Please copy the lines below word for word, starting from the beginning of the records and ending after the line that contains "price-tick-label: 1.10800 xyxy=(1672,429,1712,442)".

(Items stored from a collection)

-.-.-

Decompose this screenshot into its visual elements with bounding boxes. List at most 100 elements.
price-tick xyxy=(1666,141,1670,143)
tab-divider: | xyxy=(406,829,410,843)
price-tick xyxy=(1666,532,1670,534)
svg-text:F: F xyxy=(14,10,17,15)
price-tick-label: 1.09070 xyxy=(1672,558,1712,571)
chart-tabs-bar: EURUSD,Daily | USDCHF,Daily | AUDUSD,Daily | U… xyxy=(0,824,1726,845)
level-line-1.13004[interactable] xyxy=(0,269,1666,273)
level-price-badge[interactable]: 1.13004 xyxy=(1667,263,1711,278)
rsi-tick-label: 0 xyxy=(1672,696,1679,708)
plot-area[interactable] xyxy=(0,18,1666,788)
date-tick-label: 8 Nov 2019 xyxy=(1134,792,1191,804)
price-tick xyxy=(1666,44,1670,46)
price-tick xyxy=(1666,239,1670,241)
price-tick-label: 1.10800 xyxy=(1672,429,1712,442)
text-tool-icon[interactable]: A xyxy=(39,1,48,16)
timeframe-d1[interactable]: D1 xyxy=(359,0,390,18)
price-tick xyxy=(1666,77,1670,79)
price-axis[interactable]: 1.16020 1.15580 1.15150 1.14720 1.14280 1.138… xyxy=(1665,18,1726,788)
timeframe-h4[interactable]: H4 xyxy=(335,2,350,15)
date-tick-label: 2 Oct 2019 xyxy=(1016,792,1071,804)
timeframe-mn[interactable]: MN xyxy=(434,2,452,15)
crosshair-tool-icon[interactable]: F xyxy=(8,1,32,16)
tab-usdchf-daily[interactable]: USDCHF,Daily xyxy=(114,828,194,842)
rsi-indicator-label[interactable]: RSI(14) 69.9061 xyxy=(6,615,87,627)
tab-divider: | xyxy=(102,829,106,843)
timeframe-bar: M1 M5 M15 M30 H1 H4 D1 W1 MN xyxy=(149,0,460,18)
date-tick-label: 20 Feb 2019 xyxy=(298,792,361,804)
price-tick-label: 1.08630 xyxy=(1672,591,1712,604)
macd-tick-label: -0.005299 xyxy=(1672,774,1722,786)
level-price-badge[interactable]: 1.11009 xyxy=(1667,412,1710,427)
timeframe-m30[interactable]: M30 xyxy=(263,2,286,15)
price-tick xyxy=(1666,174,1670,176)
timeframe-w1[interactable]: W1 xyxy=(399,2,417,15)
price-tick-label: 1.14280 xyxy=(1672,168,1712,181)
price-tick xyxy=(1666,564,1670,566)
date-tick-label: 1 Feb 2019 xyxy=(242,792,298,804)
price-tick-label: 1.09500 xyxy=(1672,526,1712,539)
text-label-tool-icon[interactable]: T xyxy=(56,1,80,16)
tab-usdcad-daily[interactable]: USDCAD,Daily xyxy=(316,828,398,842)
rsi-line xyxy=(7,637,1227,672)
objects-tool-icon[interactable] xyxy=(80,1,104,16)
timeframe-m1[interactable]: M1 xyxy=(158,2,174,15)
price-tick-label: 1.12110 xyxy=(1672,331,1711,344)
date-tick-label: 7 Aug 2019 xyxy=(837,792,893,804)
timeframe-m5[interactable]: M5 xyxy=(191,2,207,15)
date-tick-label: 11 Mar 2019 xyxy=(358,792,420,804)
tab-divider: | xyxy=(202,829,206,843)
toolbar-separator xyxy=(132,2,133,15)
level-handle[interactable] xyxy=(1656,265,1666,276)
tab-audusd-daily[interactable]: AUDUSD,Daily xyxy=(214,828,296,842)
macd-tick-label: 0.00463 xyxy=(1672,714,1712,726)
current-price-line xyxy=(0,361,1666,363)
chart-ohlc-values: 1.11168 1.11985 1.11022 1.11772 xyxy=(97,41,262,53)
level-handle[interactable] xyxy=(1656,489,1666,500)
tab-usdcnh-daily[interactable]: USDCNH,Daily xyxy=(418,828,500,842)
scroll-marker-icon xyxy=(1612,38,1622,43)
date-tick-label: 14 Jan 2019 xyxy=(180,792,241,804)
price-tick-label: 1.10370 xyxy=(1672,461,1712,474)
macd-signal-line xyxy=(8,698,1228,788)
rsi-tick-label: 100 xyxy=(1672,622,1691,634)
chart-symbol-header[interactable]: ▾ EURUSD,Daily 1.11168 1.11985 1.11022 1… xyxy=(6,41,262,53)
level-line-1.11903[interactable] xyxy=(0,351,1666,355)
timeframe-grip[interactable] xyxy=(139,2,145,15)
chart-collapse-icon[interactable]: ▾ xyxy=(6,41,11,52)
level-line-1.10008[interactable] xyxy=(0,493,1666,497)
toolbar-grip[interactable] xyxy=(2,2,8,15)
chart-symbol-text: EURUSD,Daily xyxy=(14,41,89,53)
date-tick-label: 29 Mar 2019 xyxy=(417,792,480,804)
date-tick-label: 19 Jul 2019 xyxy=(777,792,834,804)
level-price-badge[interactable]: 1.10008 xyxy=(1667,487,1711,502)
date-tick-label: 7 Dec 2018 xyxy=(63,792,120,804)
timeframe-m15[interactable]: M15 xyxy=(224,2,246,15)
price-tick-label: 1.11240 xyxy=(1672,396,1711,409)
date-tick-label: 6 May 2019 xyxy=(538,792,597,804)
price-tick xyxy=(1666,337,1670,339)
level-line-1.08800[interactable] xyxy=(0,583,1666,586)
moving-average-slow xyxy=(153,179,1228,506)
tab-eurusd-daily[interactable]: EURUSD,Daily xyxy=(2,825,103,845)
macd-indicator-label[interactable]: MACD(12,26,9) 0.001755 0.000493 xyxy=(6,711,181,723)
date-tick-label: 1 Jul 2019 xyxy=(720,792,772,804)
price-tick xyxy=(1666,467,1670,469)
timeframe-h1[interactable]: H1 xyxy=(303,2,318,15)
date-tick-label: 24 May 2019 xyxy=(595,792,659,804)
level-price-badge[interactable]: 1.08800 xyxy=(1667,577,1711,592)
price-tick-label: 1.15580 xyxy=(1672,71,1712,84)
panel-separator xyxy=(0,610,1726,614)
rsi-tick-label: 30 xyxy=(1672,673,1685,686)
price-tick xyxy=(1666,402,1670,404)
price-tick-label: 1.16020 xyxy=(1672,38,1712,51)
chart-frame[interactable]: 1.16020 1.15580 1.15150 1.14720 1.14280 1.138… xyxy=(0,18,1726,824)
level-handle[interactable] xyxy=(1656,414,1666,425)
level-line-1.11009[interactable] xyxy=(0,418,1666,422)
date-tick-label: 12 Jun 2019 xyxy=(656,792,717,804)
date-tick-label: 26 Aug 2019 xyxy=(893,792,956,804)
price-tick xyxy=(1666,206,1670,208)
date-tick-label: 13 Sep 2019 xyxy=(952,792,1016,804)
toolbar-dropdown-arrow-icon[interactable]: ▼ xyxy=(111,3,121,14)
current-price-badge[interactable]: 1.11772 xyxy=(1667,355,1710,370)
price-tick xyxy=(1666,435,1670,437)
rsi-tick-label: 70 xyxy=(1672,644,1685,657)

-.-.-

- **Written answer**:
Decompose this screenshot into its visual elements with bounding boxes. List at most 100 elements.
price-tick xyxy=(1666,141,1670,143)
tab-divider: | xyxy=(406,829,410,843)
price-tick xyxy=(1666,532,1670,534)
svg-text:F: F xyxy=(14,10,17,15)
price-tick-label: 1.09070 xyxy=(1672,558,1712,571)
chart-tabs-bar: EURUSD,Daily | USDCHF,Daily | AUDUSD,Daily | U… xyxy=(0,824,1726,845)
level-line-1.13004[interactable] xyxy=(0,269,1666,273)
level-price-badge[interactable]: 1.13004 xyxy=(1667,263,1711,278)
rsi-tick-label: 0 xyxy=(1672,696,1679,708)
plot-area[interactable] xyxy=(0,18,1666,788)
date-tick-label: 8 Nov 2019 xyxy=(1134,792,1191,804)
price-tick xyxy=(1666,44,1670,46)
price-tick xyxy=(1666,239,1670,241)
price-tick-label: 1.10800 xyxy=(1672,429,1712,442)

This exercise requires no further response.